_Exercise prompt:_
Below is a listing to write out in full, exactly as given, without its pictures.

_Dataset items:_
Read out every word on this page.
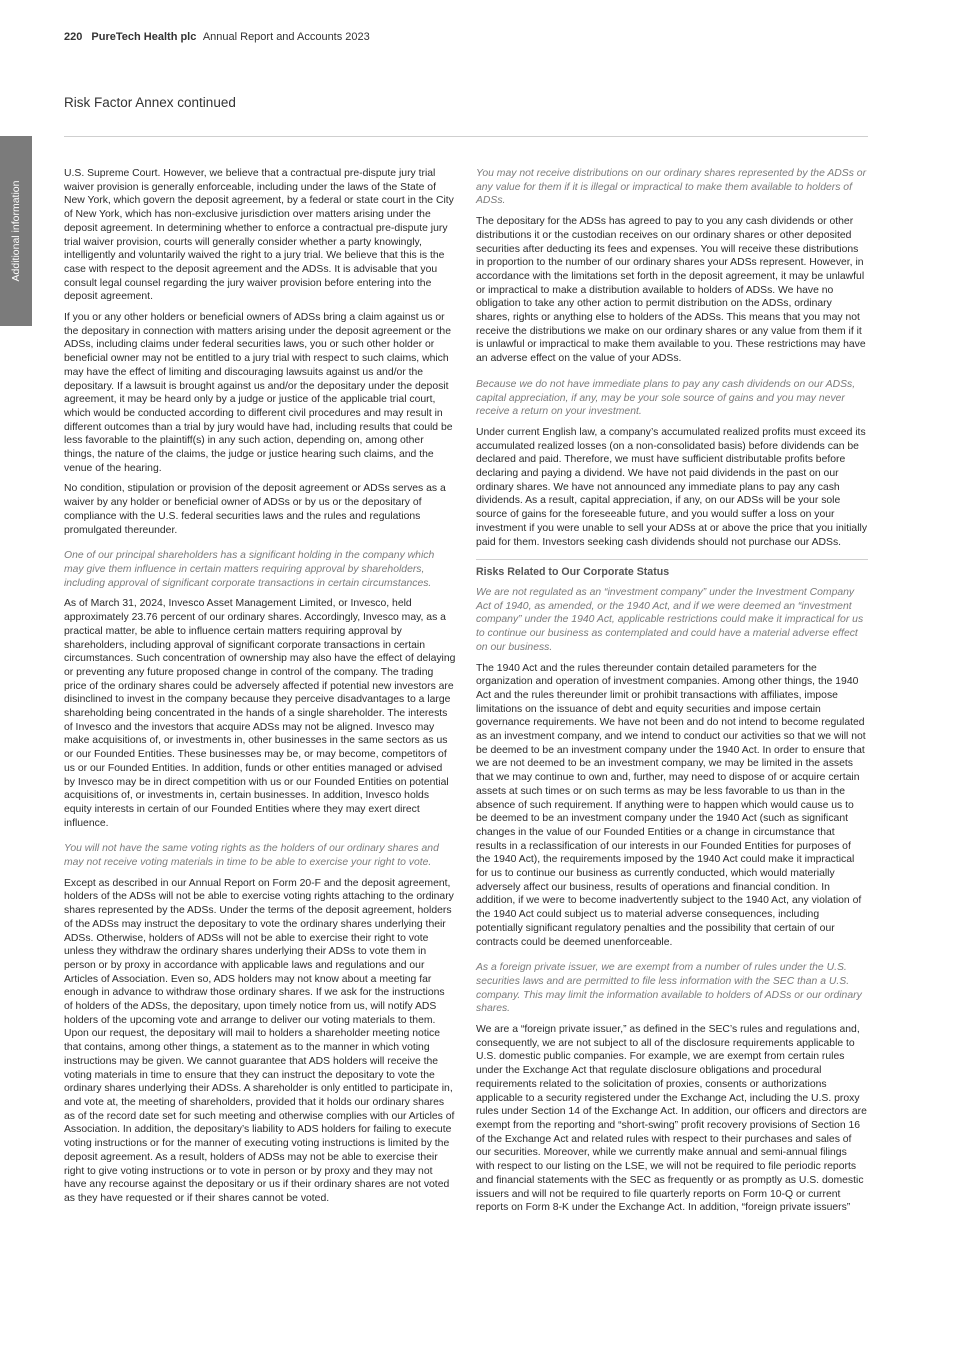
220 PureTech Health plc Annual Report and Accounts 2023
Risk Factor Annex continued
Additional information

U.S. Supreme Court. However, we believe that a contractual pre-dispute jury trial waiver provision is generally enforceable, including under the laws of the State of New York, which govern the deposit agreement, by a federal or state court in the City of New York, which has non-exclusive jurisdiction over matters arising under the deposit agreement. In determining whether to enforce a contractual pre-dispute jury trial waiver provision, courts will generally consider whether a party knowingly, intelligently and voluntarily waived the right to a jury trial. We believe that this is the case with respect to the deposit agreement and the ADSs. It is advisable that you consult legal counsel regarding the jury waiver provision before entering into the deposit agreement.

If you or any other holders or beneficial owners of ADSs bring a claim against us or the depositary in connection with matters arising under the deposit agreement or the ADSs, including claims under federal securities laws, you or such other holder or beneficial owner may not be entitled to a jury trial with respect to such claims, which may have the effect of limiting and discouraging lawsuits against us and/or the depositary. If a lawsuit is brought against us and/or the depositary under the deposit agreement, it may be heard only by a judge or justice of the applicable trial court, which would be conducted according to different civil procedures and may result in different outcomes than a trial by jury would have had, including results that could be less favorable to the plaintiff(s) in any such action, depending on, among other things, the nature of the claims, the judge or justice hearing such claims, and the venue of the hearing.

No condition, stipulation or provision of the deposit agreement or ADSs serves as a waiver by any holder or beneficial owner of ADSs or by us or the depositary of compliance with the U.S. federal securities laws and the rules and regulations promulgated thereunder.

One of our principal shareholders has a significant holding in the company which may give them influence in certain matters requiring approval by shareholders, including approval of significant corporate transactions in certain circumstances.

As of March 31, 2024, Invesco Asset Management Limited, or Invesco, held approximately 23.76 percent of our ordinary shares. Accordingly, Invesco may, as a practical matter, be able to influence certain matters requiring approval by shareholders, including approval of significant corporate transactions in certain circumstances. Such concentration of ownership may also have the effect of delaying or preventing any future proposed change in control of the company. The trading price of the ordinary shares could be adversely affected if potential new investors are disinclined to invest in the company because they perceive disadvantages to a large shareholding being concentrated in the hands of a single shareholder. The interests of Invesco and the investors that acquire ADSs may not be aligned. Invesco may make acquisitions of, or investments in, other businesses in the same sectors as us or our Founded Entities. These businesses may be, or may become, competitors of us or our Founded Entities. In addition, funds or other entities managed or advised by Invesco may be in direct competition with us or our Founded Entities on potential acquisitions of, or investments in, certain businesses. In addition, Invesco holds equity interests in certain of our Founded Entities where they may exert direct influence.

You will not have the same voting rights as the holders of our ordinary shares and may not receive voting materials in time to be able to exercise your right to vote.

Except as described in our Annual Report on Form 20-F and the deposit agreement, holders of the ADSs will not be able to exercise voting rights attaching to the ordinary shares represented by the ADSs. Under the terms of the deposit agreement, holders of the ADSs may instruct the depositary to vote the ordinary shares underlying their ADSs. Otherwise, holders of ADSs will not be able to exercise their right to vote unless they withdraw the ordinary shares underlying their ADSs to vote them in person or by proxy in accordance with applicable laws and regulations and our Articles of Association. Even so, ADS holders may not know about a meeting far enough in advance to withdraw those ordinary shares. If we ask for the instructions of holders of the ADSs, the depositary, upon timely notice from us, will notify ADS holders of the upcoming vote and arrange to deliver our voting materials to them. Upon our request, the depositary will mail to holders a shareholder meeting notice that contains, among other things, a statement as to the manner in which voting instructions may be given. We cannot guarantee that ADS holders will receive the voting materials in time to ensure that they can instruct the depositary to vote the ordinary shares underlying their ADSs. A shareholder is only entitled to participate in, and vote at, the meeting of shareholders, provided that it holds our ordinary shares as of the record date set for such meeting and otherwise complies with our Articles of Association. In addition, the depositary’s liability to ADS holders for failing to execute voting instructions or for the manner of executing voting instructions is limited by the deposit agreement. As a result, holders of ADSs may not be able to exercise their right to give voting instructions or to vote in person or by proxy and they may not have any recourse against the depositary or us if their ordinary shares are not voted as they have requested or if their shares cannot be voted.

You may not receive distributions on our ordinary shares represented by the ADSs or any value for them if it is illegal or impractical to make them available to holders of ADSs.

The depositary for the ADSs has agreed to pay to you any cash dividends or other distributions it or the custodian receives on our ordinary shares or other deposited securities after deducting its fees and expenses. You will receive these distributions in proportion to the number of our ordinary shares your ADSs represent. However, in accordance with the limitations set forth in the deposit agreement, it may be unlawful or impractical to make a distribution available to holders of ADSs. We have no obligation to take any other action to permit distribution on the ADSs, ordinary shares, rights or anything else to holders of the ADSs. This means that you may not receive the distributions we make on our ordinary shares or any value from them if it is unlawful or impractical to make them available to you. These restrictions may have an adverse effect on the value of your ADSs.

Because we do not have immediate plans to pay any cash dividends on our ADSs, capital appreciation, if any, may be your sole source of gains and you may never receive a return on your investment.

Under current English law, a company’s accumulated realized profits must exceed its accumulated realized losses (on a non-consolidated basis) before dividends can be declared and paid. Therefore, we must have sufficient distributable profits before declaring and paying a dividend. We have not paid dividends in the past on our ordinary shares. We have not announced any immediate plans to pay any cash dividends. As a result, capital appreciation, if any, on our ADSs will be your sole source of gains for the foreseeable future, and you would suffer a loss on your investment if you were unable to sell your ADSs at or above the price that you initially paid for them. Investors seeking cash dividends should not purchase our ADSs.

Risks Related to Our Corporate Status

We are not regulated as an “investment company” under the Investment Company Act of 1940, as amended, or the 1940 Act, and if we were deemed an “investment company” under the 1940 Act, applicable restrictions could make it impractical for us to continue our business as contemplated and could have a material adverse effect on our business.

The 1940 Act and the rules thereunder contain detailed parameters for the organization and operation of investment companies. Among other things, the 1940 Act and the rules thereunder limit or prohibit transactions with affiliates, impose limitations on the issuance of debt and equity securities and impose certain governance requirements. We have not been and do not intend to become regulated as an investment company, and we intend to conduct our activities so that we will not be deemed to be an investment company under the 1940 Act. In order to ensure that we are not deemed to be an investment company, we may be limited in the assets that we may continue to own and, further, may need to dispose of or acquire certain assets at such times or on such terms as may be less favorable to us than in the absence of such requirement. If anything were to happen which would cause us to be deemed to be an investment company under the 1940 Act (such as significant changes in the value of our Founded Entities or a change in circumstance that results in a reclassification of our interests in our Founded Entities for purposes of the 1940 Act), the requirements imposed by the 1940 Act could make it impractical for us to continue our business as currently conducted, which would materially adversely affect our business, results of operations and financial condition. In addition, if we were to become inadvertently subject to the 1940 Act, any violation of the 1940 Act could subject us to material adverse consequences, including potentially significant regulatory penalties and the possibility that certain of our contracts could be deemed unenforceable.

As a foreign private issuer, we are exempt from a number of rules under the U.S. securities laws and are permitted to file less information with the SEC than a U.S. company. This may limit the information available to holders of ADSs or our ordinary shares.

We are a “foreign private issuer,” as defined in the SEC’s rules and regulations and, consequently, we are not subject to all of the disclosure requirements applicable to U.S. domestic public companies. For example, we are exempt from certain rules under the Exchange Act that regulate disclosure obligations and procedural requirements related to the solicitation of proxies, consents or authorizations applicable to a security registered under the Exchange Act, including the U.S. proxy rules under Section 14 of the Exchange Act. In addition, our officers and directors are exempt from the reporting and “short-swing” profit recovery provisions of Section 16 of the Exchange Act and related rules with respect to their purchases and sales of our securities. Moreover, while we currently make annual and semi-annual filings with respect to our listing on the LSE, we will not be required to file periodic reports and financial statements with the SEC as frequently or as promptly as U.S. domestic issuers and will not be required to file quarterly reports on Form 10-Q or current reports on Form 8-K under the Exchange Act. In addition, “foreign private issuers”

_Answer:_
Read out every word on this page.
220 PureTech Health plc Annual Report and Accounts 2023
Risk Factor Annex continued
Additional information

U.S. Supreme Court. However, we believe that a contractual pre-dispute jury trial waiver provision is generally enforceable, including under the laws of the State of New York, which govern the deposit agreement, by a federal or state court in the City of New York, which has non-exclusive jurisdiction over matters arising under the deposit agreement. In determining whether to enforce a contractual pre-dispute jury trial waiver provision, courts will generally consider whether a party knowingly, intelligently and voluntarily waived the right to a jury trial. We believe that this is the case with respect to the deposit agreement and the ADSs. It is advisable that you consult legal counsel regarding the jury waiver provision before entering into the deposit agreement.

If you or any other holders or beneficial owners of ADSs bring a claim against us or the depositary in connection with matters arising under the deposit agreement or the ADSs, including claims under federal securities laws, you or such other holder or beneficial owner may not be entitled to a jury trial with respect to such claims, which may have the effect of limiting and discouraging lawsuits against us and/or the depositary. If a lawsuit is brought against us and/or the depositary under the deposit agreement, it may be heard only by a judge or justice of the applicable trial court, which would be conducted according to different civil procedures and may result in different outcomes than a trial by jury would have had, including results that could be less favorable to the plaintiff(s) in any such action, depending on, among other things, the nature of the claims, the judge or justice hearing such claims, and the venue of the hearing.

No condition, stipulation or provision of the deposit agreement or ADSs serves as a waiver by any holder or beneficial owner of ADSs or by us or the depositary of compliance with the U.S. federal securities laws and the rules and regulations promulgated thereunder.

One of our principal shareholders has a significant holding in the company which may give them influence in certain matters requiring approval by shareholders, including approval of significant corporate transactions in certain circumstances.

As of March 31, 2024, Invesco Asset Management Limited, or Invesco, held approximately 23.76 percent of our ordinary shares. Accordingly, Invesco may, as a practical matter, be able to influence certain matters requiring approval by shareholders, including approval of significant corporate transactions in certain circumstances. Such concentration of ownership may also have the effect of delaying or preventing any future proposed change in control of the company. The trading price of the ordinary shares could be adversely affected if potential new investors are disinclined to invest in the company because they perceive disadvantages to a large shareholding being concentrated in the hands of a single shareholder. The interests of Invesco and the investors that acquire ADSs may not be aligned. Invesco may make acquisitions of, or investments in, other businesses in the same sectors as us or our Founded Entities. These businesses may be, or may become, competitors of us or our Founded Entities. In addition, funds or other entities managed or advised by Invesco may be in direct competition with us or our Founded Entities on potential acquisitions of, or investments in, certain businesses. In addition, Invesco holds equity interests in certain of our Founded Entities where they may exert direct influence.

You will not have the same voting rights as the holders of our ordinary shares and may not receive voting materials in time to be able to exercise your right to vote.

Except as described in our Annual Report on Form 20-F and the deposit agreement, holders of the ADSs will not be able to exercise voting rights attaching to the ordinary shares represented by the ADSs. Under the terms of the deposit agreement, holders of the ADSs may instruct the depositary to vote the ordinary shares underlying their ADSs. Otherwise, holders of ADSs will not be able to exercise their right to vote unless they withdraw the ordinary shares underlying their ADSs to vote them in person or by proxy in accordance with applicable laws and regulations and our Articles of Association. Even so, ADS holders may not know about a meeting far enough in advance to withdraw those ordinary shares. If we ask for the instructions of holders of the ADSs, the depositary, upon timely notice from us, will notify ADS holders of the upcoming vote and arrange to deliver our voting materials to them. Upon our request, the depositary will mail to holders a shareholder meeting notice that contains, among other things, a statement as to the manner in which voting instructions may be given. We cannot guarantee that ADS holders will receive the voting materials in time to ensure that they can instruct the depositary to vote the ordinary shares underlying their ADSs. A shareholder is only entitled to participate in, and vote at, the meeting of shareholders, provided that it holds our ordinary shares as of the record date set for such meeting and otherwise complies with our Articles of Association. In addition, the depositary’s liability to ADS holders for failing to execute voting instructions or for the manner of executing voting instructions is limited by the deposit agreement. As a result, holders of ADSs may not be able to exercise their right to give voting instructions or to vote in person or by proxy and they may not have any recourse against the depositary or us if their ordinary shares are not voted as they have requested or if their shares cannot be voted.

You may not receive distributions on our ordinary shares represented by the ADSs or any value for them if it is illegal or impractical to make them available to holders of ADSs.

The depositary for the ADSs has agreed to pay to you any cash dividends or other distributions it or the custodian receives on our ordinary shares or other deposited securities after deducting its fees and expenses. You will receive these distributions in proportion to the number of our ordinary shares your ADSs represent. However, in accordance with the limitations set forth in the deposit agreement, it may be unlawful or impractical to make a distribution available to holders of ADSs. We have no obligation to take any other action to permit distribution on the ADSs, ordinary shares, rights or anything else to holders of the ADSs. This means that you may not receive the distributions we make on our ordinary shares or any value from them if it is unlawful or impractical to make them available to you. These restrictions may have an adverse effect on the value of your ADSs.

Because we do not have immediate plans to pay any cash dividends on our ADSs, capital appreciation, if any, may be your sole source of gains and you may never receive a return on your investment.

Under current English law, a company’s accumulated realized profits must exceed its accumulated realized losses (on a non-consolidated basis) before dividends can be declared and paid. Therefore, we must have sufficient distributable profits before declaring and paying a dividend. We have not paid dividends in the past on our ordinary shares. We have not announced any immediate plans to pay any cash dividends. As a result, capital appreciation, if any, on our ADSs will be your sole source of gains for the foreseeable future, and you would suffer a loss on your investment if you were unable to sell your ADSs at or above the price that you initially paid for them. Investors seeking cash dividends should not purchase our ADSs.

Risks Related to Our Corporate Status

We are not regulated as an “investment company” under the Investment Company Act of 1940, as amended, or the 1940 Act, and if we were deemed an “investment company” under the 1940 Act, applicable restrictions could make it impractical for us to continue our business as contemplated and could have a material adverse effect on our business.

The 1940 Act and the rules thereunder contain detailed parameters for the organization and operation of investment companies. Among other things, the 1940 Act and the rules thereunder limit or prohibit transactions with affiliates, impose limitations on the issuance of debt and equity securities and impose certain governance requirements. We have not been and do not intend to become regulated as an investment company, and we intend to conduct our activities so that we will not be deemed to be an investment company under the 1940 Act. In order to ensure that we are not deemed to be an investment company, we may be limited in the assets that we may continue to own and, further, may need to dispose of or acquire certain assets at such times or on such terms as may be less favorable to us than in the absence of such requirement. If anything were to happen which would cause us to be deemed to be an investment company under the 1940 Act (such as significant changes in the value of our Founded Entities or a change in circumstance that results in a reclassification of our interests in our Founded Entities for purposes of the 1940 Act), the requirements imposed by the 1940 Act could make it impractical for us to continue our business as currently conducted, which would materially adversely affect our business, results of operations and financial condition. In addition, if we were to become inadvertently subject to the 1940 Act, any violation of the 1940 Act could subject us to material adverse consequences, including potentially significant regulatory penalties and the possibility that certain of our contracts could be deemed unenforceable.

As a foreign private issuer, we are exempt from a number of rules under the U.S. securities laws and are permitted to file less information with the SEC than a U.S. company. This may limit the information available to holders of ADSs or our ordinary shares.

We are a “foreign private issuer,” as defined in the SEC’s rules and regulations and, consequently, we are not subject to all of the disclosure requirements applicable to U.S. domestic public companies. For example, we are exempt from certain rules under the Exchange Act that regulate disclosure obligations and procedural requirements related to the solicitation of proxies, consents or authorizations applicable to a security registered under the Exchange Act, including the U.S. proxy rules under Section 14 of the Exchange Act. In addition, our officers and directors are exempt from the reporting and “short-swing” profit recovery provisions of Section 16 of the Exchange Act and related rules with respect to their purchases and sales of our securities. Moreover, while we currently make annual and semi-annual filings with respect to our listing on the LSE, we will not be required to file periodic reports and financial statements with the SEC as frequently or as promptly as U.S. domestic issuers and will not be required to file quarterly reports on Form 10-Q or current reports on Form 8-K under the Exchange Act. In addition, “foreign private issuers”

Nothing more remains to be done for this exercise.